- YOUR OBJECTIVE -
No images are to be carried over; print all other material exactly as it stands.

- Dataset entries on figures -
--------------------------------------------------

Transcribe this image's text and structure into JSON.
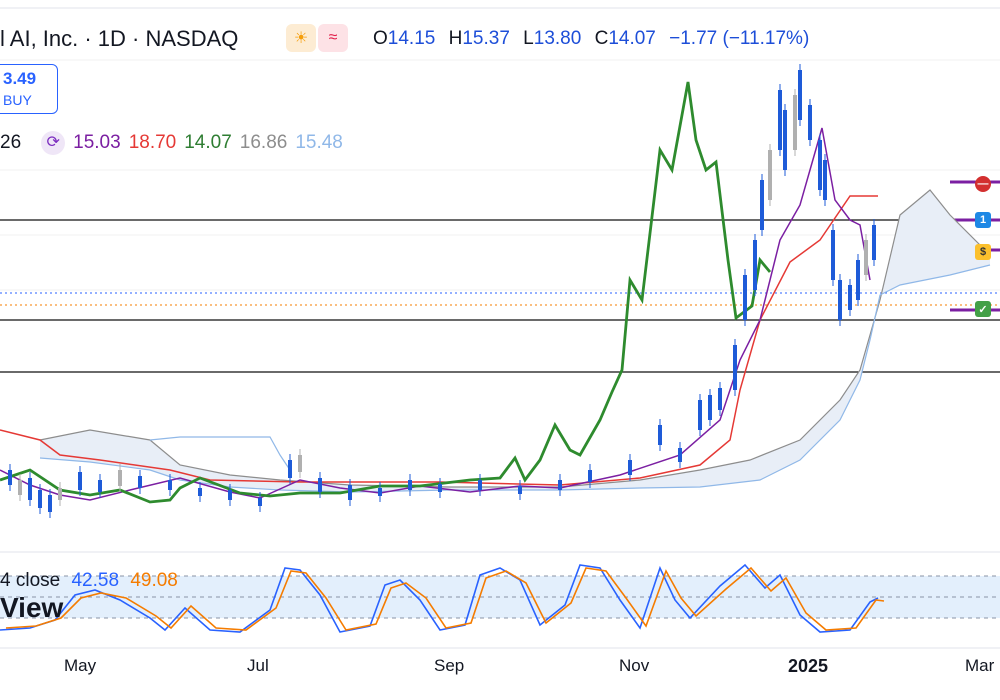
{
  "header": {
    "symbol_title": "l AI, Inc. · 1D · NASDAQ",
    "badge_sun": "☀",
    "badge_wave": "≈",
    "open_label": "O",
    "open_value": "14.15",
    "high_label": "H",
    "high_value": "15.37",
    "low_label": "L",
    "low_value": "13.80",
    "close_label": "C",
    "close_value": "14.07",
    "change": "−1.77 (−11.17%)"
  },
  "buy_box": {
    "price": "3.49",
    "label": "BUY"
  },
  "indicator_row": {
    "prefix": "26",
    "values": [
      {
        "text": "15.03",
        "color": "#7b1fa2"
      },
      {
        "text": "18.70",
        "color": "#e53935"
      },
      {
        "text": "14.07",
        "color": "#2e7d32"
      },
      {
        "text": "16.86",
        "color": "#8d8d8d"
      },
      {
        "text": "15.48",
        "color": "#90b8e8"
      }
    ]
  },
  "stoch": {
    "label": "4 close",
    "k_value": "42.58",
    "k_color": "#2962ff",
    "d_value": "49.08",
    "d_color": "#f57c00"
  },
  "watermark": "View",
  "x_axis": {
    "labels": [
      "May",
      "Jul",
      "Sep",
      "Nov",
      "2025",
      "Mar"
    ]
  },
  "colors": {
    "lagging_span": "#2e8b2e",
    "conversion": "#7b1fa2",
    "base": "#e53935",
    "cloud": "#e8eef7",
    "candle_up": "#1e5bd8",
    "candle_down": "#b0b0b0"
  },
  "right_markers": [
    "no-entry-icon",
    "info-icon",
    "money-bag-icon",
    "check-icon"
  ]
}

--------------------------------------------------

- SOLUTION FOR THIS EXERCISE -
Transcribe this image's text and structure into JSON.
{
  "header": {
    "symbol_title": "l AI, Inc. · 1D · NASDAQ",
    "badge_sun": "☀",
    "badge_wave": "≈",
    "open_label": "O",
    "open_value": "14.15",
    "high_label": "H",
    "high_value": "15.37",
    "low_label": "L",
    "low_value": "13.80",
    "close_label": "C",
    "close_value": "14.07",
    "change": "−1.77 (−11.17%)"
  },
  "buy_box": {
    "price": "3.49",
    "label": "BUY"
  },
  "indicator_row": {
    "prefix": "26",
    "values": [
      {
        "text": "15.03",
        "color": "#7b1fa2"
      },
      {
        "text": "18.70",
        "color": "#e53935"
      },
      {
        "text": "14.07",
        "color": "#2e7d32"
      },
      {
        "text": "16.86",
        "color": "#8d8d8d"
      },
      {
        "text": "15.48",
        "color": "#90b8e8"
      }
    ]
  },
  "stoch": {
    "label": "4 close",
    "k_value": "42.58",
    "k_color": "#2962ff",
    "d_value": "49.08",
    "d_color": "#f57c00"
  },
  "watermark": "View",
  "x_axis": {
    "labels": [
      "May",
      "Jul",
      "Sep",
      "Nov",
      "2025",
      "Mar"
    ]
  },
  "colors": {
    "lagging_span": "#2e8b2e",
    "conversion": "#7b1fa2",
    "base": "#e53935",
    "cloud": "#e8eef7",
    "candle_up": "#1e5bd8",
    "candle_down": "#b0b0b0"
  },
  "right_markers": [
    "no-entry-icon",
    "info-icon",
    "money-bag-icon",
    "check-icon"
  ]
}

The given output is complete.